**TO BE DONE:**
Reproduce all the entries exactly and keep the pictures out.

**RAW DATA:**

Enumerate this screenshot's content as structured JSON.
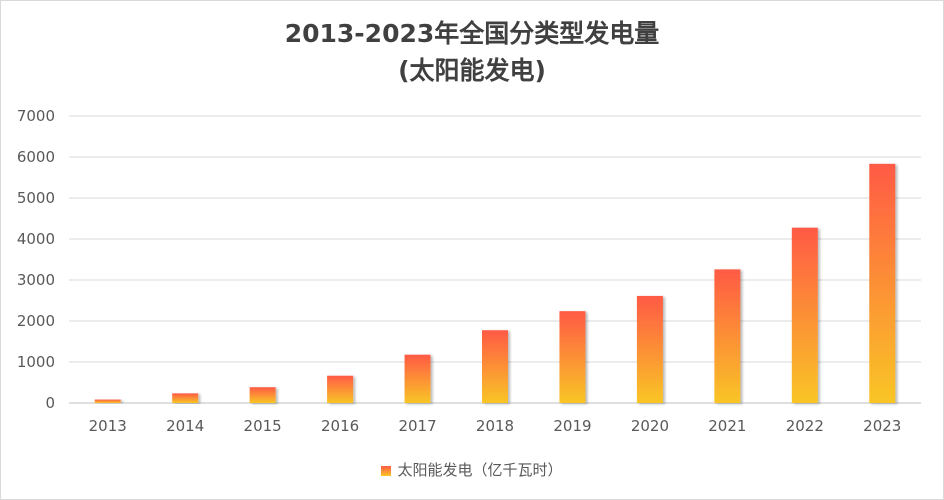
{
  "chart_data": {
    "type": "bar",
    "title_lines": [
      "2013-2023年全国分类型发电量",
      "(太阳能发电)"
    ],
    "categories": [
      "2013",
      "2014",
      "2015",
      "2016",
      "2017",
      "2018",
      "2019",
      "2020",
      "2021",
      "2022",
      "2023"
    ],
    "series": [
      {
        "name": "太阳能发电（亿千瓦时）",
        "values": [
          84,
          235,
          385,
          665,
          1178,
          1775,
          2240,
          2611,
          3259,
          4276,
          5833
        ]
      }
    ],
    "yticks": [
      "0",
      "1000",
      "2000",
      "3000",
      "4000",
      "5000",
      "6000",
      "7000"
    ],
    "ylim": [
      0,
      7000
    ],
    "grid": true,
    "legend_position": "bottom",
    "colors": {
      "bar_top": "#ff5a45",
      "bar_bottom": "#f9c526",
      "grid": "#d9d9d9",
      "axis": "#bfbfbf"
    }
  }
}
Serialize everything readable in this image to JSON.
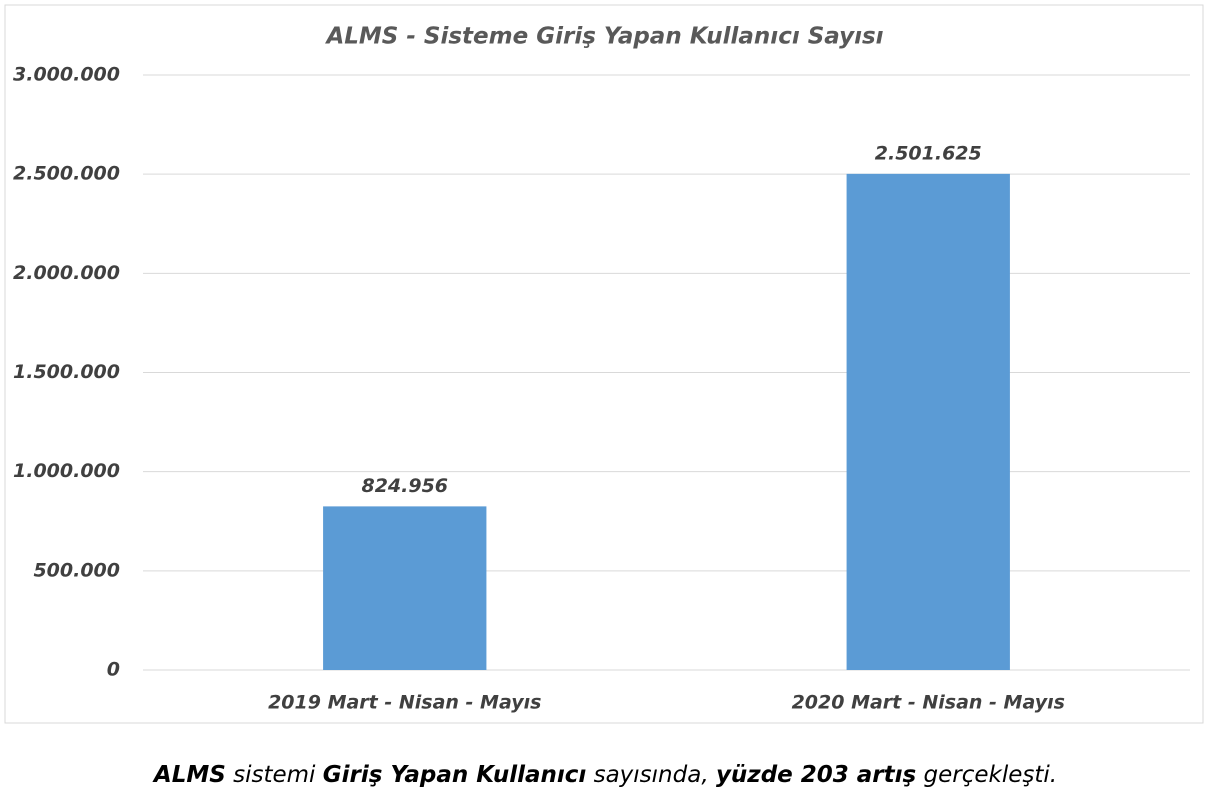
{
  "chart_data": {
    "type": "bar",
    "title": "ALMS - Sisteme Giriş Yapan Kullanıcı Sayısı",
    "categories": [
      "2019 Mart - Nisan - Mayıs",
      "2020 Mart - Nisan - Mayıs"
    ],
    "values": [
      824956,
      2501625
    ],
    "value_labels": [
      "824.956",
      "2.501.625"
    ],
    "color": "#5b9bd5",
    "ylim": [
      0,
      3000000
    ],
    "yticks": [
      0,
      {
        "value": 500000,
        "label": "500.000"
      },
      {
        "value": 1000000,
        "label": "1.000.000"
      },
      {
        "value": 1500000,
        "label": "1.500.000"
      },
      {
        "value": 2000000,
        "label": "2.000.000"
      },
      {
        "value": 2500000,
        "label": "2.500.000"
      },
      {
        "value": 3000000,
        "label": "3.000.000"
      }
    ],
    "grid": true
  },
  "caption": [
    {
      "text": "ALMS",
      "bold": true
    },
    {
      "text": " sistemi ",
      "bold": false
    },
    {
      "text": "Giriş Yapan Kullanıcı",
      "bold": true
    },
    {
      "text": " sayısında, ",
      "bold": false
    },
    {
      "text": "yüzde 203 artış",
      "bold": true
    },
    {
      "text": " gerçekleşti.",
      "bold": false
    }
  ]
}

**OUTPUT FOR THIS TASK:**
Enumerate this screenshot's content as structured JSON.
{
  "chart_data": {
    "type": "bar",
    "title_lines": [
      "2013-2023年全国分类型发电量",
      "(太阳能发电)"
    ],
    "categories": [
      "2013",
      "2014",
      "2015",
      "2016",
      "2017",
      "2018",
      "2019",
      "2020",
      "2021",
      "2022",
      "2023"
    ],
    "series": [
      {
        "name": "太阳能发电（亿千瓦时）",
        "values": [
          84,
          235,
          385,
          665,
          1178,
          1775,
          2240,
          2611,
          3259,
          4276,
          5833
        ]
      }
    ],
    "yticks": [
      "0",
      "1000",
      "2000",
      "3000",
      "4000",
      "5000",
      "6000",
      "7000"
    ],
    "ylim": [
      0,
      7000
    ],
    "grid": true,
    "legend_position": "bottom",
    "colors": {
      "bar_top": "#ff5a45",
      "bar_bottom": "#f9c526",
      "grid": "#d9d9d9",
      "axis": "#bfbfbf"
    }
  }
}
Serialize everything readable in this image to JSON.
{
  "chart_data": {
    "type": "bar",
    "title": "ALMS - Sisteme Giriş Yapan Kullanıcı Sayısı",
    "categories": [
      "2019 Mart - Nisan - Mayıs",
      "2020 Mart - Nisan - Mayıs"
    ],
    "values": [
      824956,
      2501625
    ],
    "value_labels": [
      "824.956",
      "2.501.625"
    ],
    "color": "#5b9bd5",
    "ylim": [
      0,
      3000000
    ],
    "yticks": [
      0,
      {
        "value": 500000,
        "label": "500.000"
      },
      {
        "value": 1000000,
        "label": "1.000.000"
      },
      {
        "value": 1500000,
        "label": "1.500.000"
      },
      {
        "value": 2000000,
        "label": "2.000.000"
      },
      {
        "value": 2500000,
        "label": "2.500.000"
      },
      {
        "value": 3000000,
        "label": "3.000.000"
      }
    ],
    "grid": true
  },
  "caption": [
    {
      "text": "ALMS",
      "bold": true
    },
    {
      "text": " sistemi ",
      "bold": false
    },
    {
      "text": "Giriş Yapan Kullanıcı",
      "bold": true
    },
    {
      "text": " sayısında, ",
      "bold": false
    },
    {
      "text": "yüzde 203 artış",
      "bold": true
    },
    {
      "text": " gerçekleşti.",
      "bold": false
    }
  ]
}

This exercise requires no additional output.